(Stored data)
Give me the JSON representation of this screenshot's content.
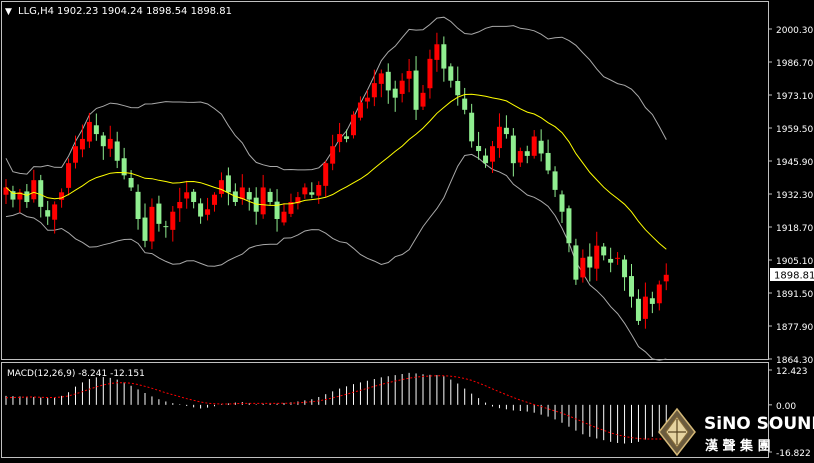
{
  "header": {
    "menu_glyph": "▼",
    "symbol_label": "LLG,H4",
    "ohlc_text": "1902.23 1904.24 1898.54 1898.81"
  },
  "price_axis": {
    "ticks": [
      "2000.30",
      "1986.70",
      "1973.10",
      "1959.50",
      "1945.90",
      "1932.30",
      "1918.70",
      "1905.10",
      "1891.50",
      "1877.90",
      "1864.30"
    ],
    "current_price": "1898.81"
  },
  "macd": {
    "label": "MACD(12,26,9) -8.241 -12.151",
    "axis_ticks": [
      "12.423",
      "0.00",
      "-16.822"
    ]
  },
  "brand": {
    "name_en": "SiNO SOUND",
    "name_cn": "漢 聲 集 團"
  },
  "colors": {
    "background": "#000000",
    "frame": "#c0c0c0",
    "axis_text": "#ffffff",
    "bull_candle": "#ff0000",
    "bear_candle": "#90ee90",
    "moving_average": "#ffff00",
    "bollinger": "#a9a9a9",
    "macd_hist": "#ffffff",
    "macd_signal": "#ff0000",
    "price_tag_bg": "#ffffff"
  },
  "chart_data": {
    "type": "candlestick",
    "timeframe": "H4",
    "y_range": [
      1864.3,
      2000.3
    ],
    "close_series": [
      1935,
      1930,
      1933,
      1929,
      1938,
      1927,
      1923,
      1928,
      1933,
      1945,
      1952,
      1955,
      1962,
      1957,
      1952,
      1955,
      1946,
      1940,
      1935,
      1922,
      1913,
      1927,
      1920,
      1919,
      1925,
      1929,
      1933,
      1929,
      1923,
      1926,
      1932,
      1938,
      1933,
      1929,
      1935,
      1930,
      1925,
      1935,
      1929,
      1922,
      1925,
      1929,
      1931,
      1935,
      1932,
      1936,
      1945,
      1952,
      1957,
      1955,
      1965,
      1970,
      1972,
      1978,
      1982,
      1975,
      1972,
      1979,
      1983,
      1967,
      1974,
      1988,
      1994,
      1984,
      1979,
      1973,
      1967,
      1954,
      1950,
      1945,
      1952,
      1960,
      1957,
      1945,
      1950,
      1948,
      1956,
      1949,
      1942,
      1934,
      1925,
      1912,
      1897,
      1906,
      1902,
      1911,
      1907,
      1904,
      1906,
      1898,
      1890,
      1880,
      1890,
      1887,
      1895,
      1899
    ],
    "macd": {
      "name": "MACD(12,26,9)",
      "main": -8.241,
      "signal": -12.151,
      "y_range": [
        -16.822,
        12.423
      ],
      "histogram": [
        3.2,
        3.1,
        3.0,
        2.9,
        2.8,
        2.6,
        2.4,
        2.6,
        3.2,
        4.5,
        6.5,
        8.0,
        9.2,
        9.8,
        9.9,
        9.6,
        9.0,
        8.0,
        6.8,
        5.5,
        4.2,
        3.0,
        2.0,
        1.2,
        0.6,
        0.2,
        -0.4,
        -0.9,
        -1.3,
        -1.0,
        -0.5,
        0.2,
        0.5,
        0.8,
        1.0,
        0.6,
        0.2,
        0.4,
        0.6,
        0.4,
        0.6,
        0.9,
        1.2,
        1.6,
        2.0,
        2.8,
        3.8,
        4.8,
        5.8,
        6.6,
        7.4,
        8.0,
        8.6,
        9.2,
        9.8,
        10.2,
        10.6,
        11.0,
        11.4,
        11.2,
        10.9,
        10.7,
        10.6,
        10.2,
        9.0,
        7.6,
        5.8,
        4.0,
        2.4,
        0.8,
        -0.6,
        -1.2,
        -1.6,
        -2.0,
        -2.2,
        -2.4,
        -2.8,
        -3.5,
        -4.2,
        -5.2,
        -6.4,
        -7.8,
        -9.2,
        -10.5,
        -11.4,
        -12.0,
        -12.6,
        -13.2,
        -13.6,
        -13.8,
        -13.6,
        -13.2,
        -12.4,
        -11.4,
        -10.2,
        -8.9
      ],
      "signal_series": [
        2.5,
        2.6,
        2.7,
        2.8,
        2.8,
        2.7,
        2.6,
        2.6,
        2.8,
        3.2,
        3.9,
        4.7,
        5.6,
        6.4,
        7.1,
        7.6,
        7.9,
        7.9,
        7.7,
        7.2,
        6.6,
        5.9,
        5.1,
        4.3,
        3.6,
        2.9,
        2.2,
        1.6,
        1.0,
        0.6,
        0.4,
        0.3,
        0.3,
        0.4,
        0.5,
        0.5,
        0.5,
        0.5,
        0.5,
        0.5,
        0.6,
        0.6,
        0.7,
        0.9,
        1.1,
        1.4,
        1.9,
        2.5,
        3.1,
        3.8,
        4.5,
        5.2,
        5.9,
        6.6,
        7.3,
        7.9,
        8.5,
        9.0,
        9.5,
        9.9,
        10.1,
        10.3,
        10.4,
        10.4,
        10.2,
        9.9,
        9.4,
        8.7,
        7.8,
        6.8,
        5.7,
        4.6,
        3.6,
        2.6,
        1.7,
        0.9,
        0.1,
        -0.6,
        -1.4,
        -2.2,
        -3.0,
        -4.0,
        -5.0,
        -6.1,
        -7.2,
        -8.2,
        -9.1,
        -10.0,
        -10.7,
        -11.3,
        -11.7,
        -12.0,
        -12.2,
        -12.2,
        -12.2,
        -12.15
      ]
    }
  }
}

**REQUIREMENTS:**
The records above must be transcribed exactly. Pictures are left out of the copy.

**THE ANSWER:**
Give me the JSON representation of this screenshot's content.
{
  "header": {
    "menu_glyph": "▼",
    "symbol_label": "LLG,H4",
    "ohlc_text": "1902.23 1904.24 1898.54 1898.81"
  },
  "price_axis": {
    "ticks": [
      "2000.30",
      "1986.70",
      "1973.10",
      "1959.50",
      "1945.90",
      "1932.30",
      "1918.70",
      "1905.10",
      "1891.50",
      "1877.90",
      "1864.30"
    ],
    "current_price": "1898.81"
  },
  "macd": {
    "label": "MACD(12,26,9) -8.241 -12.151",
    "axis_ticks": [
      "12.423",
      "0.00",
      "-16.822"
    ]
  },
  "brand": {
    "name_en": "SiNO SOUND",
    "name_cn": "漢 聲 集 團"
  },
  "colors": {
    "background": "#000000",
    "frame": "#c0c0c0",
    "axis_text": "#ffffff",
    "bull_candle": "#ff0000",
    "bear_candle": "#90ee90",
    "moving_average": "#ffff00",
    "bollinger": "#a9a9a9",
    "macd_hist": "#ffffff",
    "macd_signal": "#ff0000",
    "price_tag_bg": "#ffffff"
  },
  "chart_data": {
    "type": "candlestick",
    "timeframe": "H4",
    "y_range": [
      1864.3,
      2000.3
    ],
    "close_series": [
      1935,
      1930,
      1933,
      1929,
      1938,
      1927,
      1923,
      1928,
      1933,
      1945,
      1952,
      1955,
      1962,
      1957,
      1952,
      1955,
      1946,
      1940,
      1935,
      1922,
      1913,
      1927,
      1920,
      1919,
      1925,
      1929,
      1933,
      1929,
      1923,
      1926,
      1932,
      1938,
      1933,
      1929,
      1935,
      1930,
      1925,
      1935,
      1929,
      1922,
      1925,
      1929,
      1931,
      1935,
      1932,
      1936,
      1945,
      1952,
      1957,
      1955,
      1965,
      1970,
      1972,
      1978,
      1982,
      1975,
      1972,
      1979,
      1983,
      1967,
      1974,
      1988,
      1994,
      1984,
      1979,
      1973,
      1967,
      1954,
      1950,
      1945,
      1952,
      1960,
      1957,
      1945,
      1950,
      1948,
      1956,
      1949,
      1942,
      1934,
      1925,
      1912,
      1897,
      1906,
      1902,
      1911,
      1907,
      1904,
      1906,
      1898,
      1890,
      1880,
      1890,
      1887,
      1895,
      1899
    ],
    "macd": {
      "name": "MACD(12,26,9)",
      "main": -8.241,
      "signal": -12.151,
      "y_range": [
        -16.822,
        12.423
      ],
      "histogram": [
        3.2,
        3.1,
        3.0,
        2.9,
        2.8,
        2.6,
        2.4,
        2.6,
        3.2,
        4.5,
        6.5,
        8.0,
        9.2,
        9.8,
        9.9,
        9.6,
        9.0,
        8.0,
        6.8,
        5.5,
        4.2,
        3.0,
        2.0,
        1.2,
        0.6,
        0.2,
        -0.4,
        -0.9,
        -1.3,
        -1.0,
        -0.5,
        0.2,
        0.5,
        0.8,
        1.0,
        0.6,
        0.2,
        0.4,
        0.6,
        0.4,
        0.6,
        0.9,
        1.2,
        1.6,
        2.0,
        2.8,
        3.8,
        4.8,
        5.8,
        6.6,
        7.4,
        8.0,
        8.6,
        9.2,
        9.8,
        10.2,
        10.6,
        11.0,
        11.4,
        11.2,
        10.9,
        10.7,
        10.6,
        10.2,
        9.0,
        7.6,
        5.8,
        4.0,
        2.4,
        0.8,
        -0.6,
        -1.2,
        -1.6,
        -2.0,
        -2.2,
        -2.4,
        -2.8,
        -3.5,
        -4.2,
        -5.2,
        -6.4,
        -7.8,
        -9.2,
        -10.5,
        -11.4,
        -12.0,
        -12.6,
        -13.2,
        -13.6,
        -13.8,
        -13.6,
        -13.2,
        -12.4,
        -11.4,
        -10.2,
        -8.9
      ],
      "signal_series": [
        2.5,
        2.6,
        2.7,
        2.8,
        2.8,
        2.7,
        2.6,
        2.6,
        2.8,
        3.2,
        3.9,
        4.7,
        5.6,
        6.4,
        7.1,
        7.6,
        7.9,
        7.9,
        7.7,
        7.2,
        6.6,
        5.9,
        5.1,
        4.3,
        3.6,
        2.9,
        2.2,
        1.6,
        1.0,
        0.6,
        0.4,
        0.3,
        0.3,
        0.4,
        0.5,
        0.5,
        0.5,
        0.5,
        0.5,
        0.5,
        0.6,
        0.6,
        0.7,
        0.9,
        1.1,
        1.4,
        1.9,
        2.5,
        3.1,
        3.8,
        4.5,
        5.2,
        5.9,
        6.6,
        7.3,
        7.9,
        8.5,
        9.0,
        9.5,
        9.9,
        10.1,
        10.3,
        10.4,
        10.4,
        10.2,
        9.9,
        9.4,
        8.7,
        7.8,
        6.8,
        5.7,
        4.6,
        3.6,
        2.6,
        1.7,
        0.9,
        0.1,
        -0.6,
        -1.4,
        -2.2,
        -3.0,
        -4.0,
        -5.0,
        -6.1,
        -7.2,
        -8.2,
        -9.1,
        -10.0,
        -10.7,
        -11.3,
        -11.7,
        -12.0,
        -12.2,
        -12.2,
        -12.2,
        -12.15
      ]
    }
  }
}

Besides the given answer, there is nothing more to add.